**Challenge**
Print, exactly and completely, every entry in the data.

**Entries shown**
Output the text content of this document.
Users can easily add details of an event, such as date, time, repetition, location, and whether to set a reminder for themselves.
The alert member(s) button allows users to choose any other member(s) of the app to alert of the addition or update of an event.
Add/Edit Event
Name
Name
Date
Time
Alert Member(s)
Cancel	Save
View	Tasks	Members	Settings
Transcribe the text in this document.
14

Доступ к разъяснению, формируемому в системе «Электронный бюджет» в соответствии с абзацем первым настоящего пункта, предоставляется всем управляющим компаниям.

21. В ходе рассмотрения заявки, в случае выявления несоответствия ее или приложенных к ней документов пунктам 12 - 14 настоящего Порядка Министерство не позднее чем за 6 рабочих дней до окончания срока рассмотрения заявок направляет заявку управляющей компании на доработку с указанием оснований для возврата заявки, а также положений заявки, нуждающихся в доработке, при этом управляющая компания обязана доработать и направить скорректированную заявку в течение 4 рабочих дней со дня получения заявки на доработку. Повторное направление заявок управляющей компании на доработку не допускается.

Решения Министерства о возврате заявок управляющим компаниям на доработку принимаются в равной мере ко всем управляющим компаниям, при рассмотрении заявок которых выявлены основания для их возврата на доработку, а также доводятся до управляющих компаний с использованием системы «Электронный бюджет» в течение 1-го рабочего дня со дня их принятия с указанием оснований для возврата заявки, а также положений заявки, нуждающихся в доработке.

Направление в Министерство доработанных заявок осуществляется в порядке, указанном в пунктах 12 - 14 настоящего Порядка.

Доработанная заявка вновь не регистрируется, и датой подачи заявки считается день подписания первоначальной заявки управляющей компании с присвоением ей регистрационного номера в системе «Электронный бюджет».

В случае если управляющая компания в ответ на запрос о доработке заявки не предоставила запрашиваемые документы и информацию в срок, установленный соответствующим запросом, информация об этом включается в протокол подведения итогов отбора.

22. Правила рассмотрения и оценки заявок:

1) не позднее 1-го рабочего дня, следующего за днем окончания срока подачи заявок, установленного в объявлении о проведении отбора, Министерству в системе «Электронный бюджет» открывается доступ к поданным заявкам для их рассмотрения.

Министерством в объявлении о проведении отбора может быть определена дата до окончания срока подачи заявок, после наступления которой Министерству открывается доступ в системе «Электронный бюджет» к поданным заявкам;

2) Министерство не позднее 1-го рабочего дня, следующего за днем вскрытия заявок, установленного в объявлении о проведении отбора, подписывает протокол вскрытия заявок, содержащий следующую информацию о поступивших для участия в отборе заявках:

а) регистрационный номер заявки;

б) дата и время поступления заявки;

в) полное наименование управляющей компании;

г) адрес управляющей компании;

**Solution**
Output the text content of this document.
Users can easily add details of an event, such as date, time, repetition, location, and whether to set a reminder for themselves.
The alert member(s) button allows users to choose any other member(s) of the app to alert of the addition or update of an event.
Add/Edit Event
Name
Name
Date
Time
Alert Member(s)
Cancel	Save
View	Tasks	Members	Settings
Transcribe the text in this document.
14

Доступ к разъяснению, формируемому в системе «Электронный бюджет» в соответствии с абзацем первым настоящего пункта, предоставляется всем управляющим компаниям.

21. В ходе рассмотрения заявки, в случае выявления несоответствия ее или приложенных к ней документов пунктам 12 - 14 настоящего Порядка Министерство не позднее чем за 6 рабочих дней до окончания срока рассмотрения заявок направляет заявку управляющей компании на доработку с указанием оснований для возврата заявки, а также положений заявки, нуждающихся в доработке, при этом управляющая компания обязана доработать и направить скорректированную заявку в течение 4 рабочих дней со дня получения заявки на доработку. Повторное направление заявок управляющей компании на доработку не допускается.

Решения Министерства о возврате заявок управляющим компаниям на доработку принимаются в равной мере ко всем управляющим компаниям, при рассмотрении заявок которых выявлены основания для их возврата на доработку, а также доводятся до управляющих компаний с использованием системы «Электронный бюджет» в течение 1-го рабочего дня со дня их принятия с указанием оснований для возврата заявки, а также положений заявки, нуждающихся в доработке.

Направление в Министерство доработанных заявок осуществляется в порядке, указанном в пунктах 12 - 14 настоящего Порядка.

Доработанная заявка вновь не регистрируется, и датой подачи заявки считается день подписания первоначальной заявки управляющей компании с присвоением ей регистрационного номера в системе «Электронный бюджет».

В случае если управляющая компания в ответ на запрос о доработке заявки не предоставила запрашиваемые документы и информацию в срок, установленный соответствующим запросом, информация об этом включается в протокол подведения итогов отбора.

22. Правила рассмотрения и оценки заявок:

1) не позднее 1-го рабочего дня, следующего за днем окончания срока подачи заявок, установленного в объявлении о проведении отбора, Министерству в системе «Электронный бюджет» открывается доступ к поданным заявкам для их рассмотрения.

Министерством в объявлении о проведении отбора может быть определена дата до окончания срока подачи заявок, после наступления которой Министерству открывается доступ в системе «Электронный бюджет» к поданным заявкам;

2) Министерство не позднее 1-го рабочего дня, следующего за днем вскрытия заявок, установленного в объявлении о проведении отбора, подписывает протокол вскрытия заявок, содержащий следующую информацию о поступивших для участия в отборе заявках:

а) регистрационный номер заявки;

б) дата и время поступления заявки;

в) полное наименование управляющей компании;

г) адрес управляющей компании;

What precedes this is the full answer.